begin Provided data
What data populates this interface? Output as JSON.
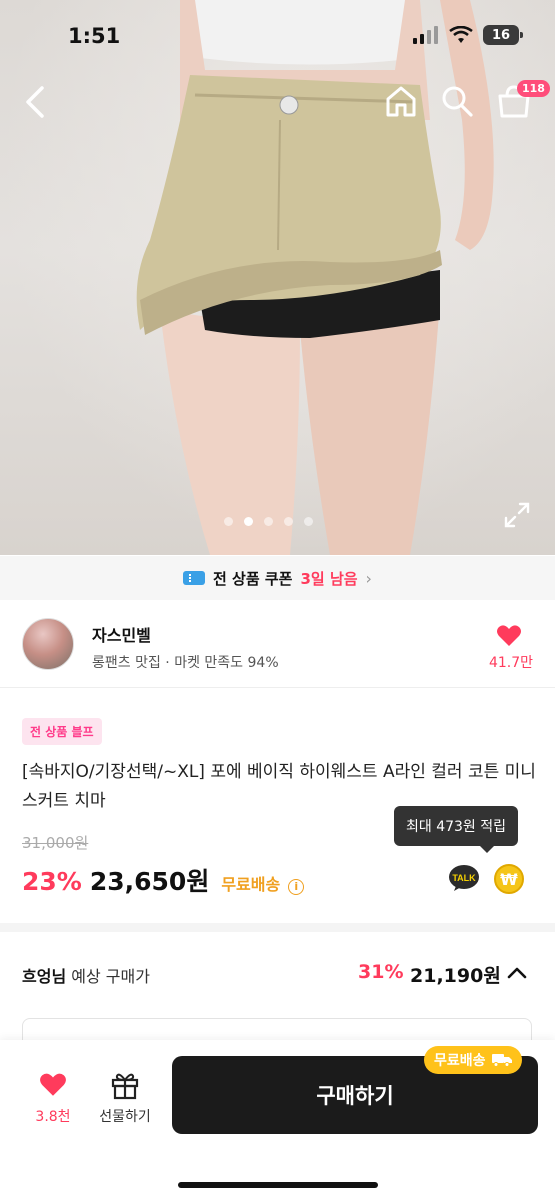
{
  "status_bar": {
    "time": "1:51",
    "battery": "16"
  },
  "header": {
    "cart_count": "118"
  },
  "coupon_bar": {
    "text": "전 상품 쿠폰",
    "remaining": "3일 남음"
  },
  "shop": {
    "name": "자스민벨",
    "description": "롱팬츠 맛집 · 마켓 만족도 94%",
    "likes": "41.7만"
  },
  "product": {
    "badge": "전 상품 블프",
    "title": "[속바지O/기장선택/~XL] 포에 베이직 하이웨스트 A라인 컬러 코튼 미니 스커트 치마",
    "original_price": "31,000원",
    "discount_rate": "23%",
    "price": "23,650원",
    "shipping": "무료배송",
    "points_tooltip": "최대 473원 적립",
    "talk_label": "TALK",
    "points_symbol": "₩"
  },
  "expected_price": {
    "user": "흐엉님",
    "label": " 예상 구매가",
    "discount_rate": "31%",
    "price": "21,190원"
  },
  "bottom_bar": {
    "like_count": "3.8천",
    "gift_label": "선물하기",
    "buy_label": "구매하기",
    "free_shipping": "무료배송"
  },
  "colors": {
    "accent": "#ff3b5c",
    "shipping": "#f0a020",
    "buy_button": "#1b1b1b"
  }
}
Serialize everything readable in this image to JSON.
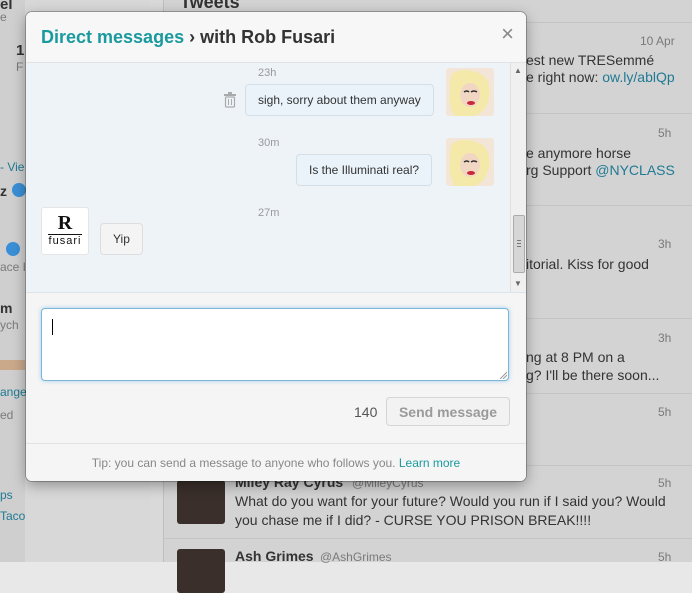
end Provided data
▶ Written problem
Where a line above holds the string "this", show that line.

▶ Answer below
What data populates this interface? Output as JSON.
Serialize everything readable in this image to JSON.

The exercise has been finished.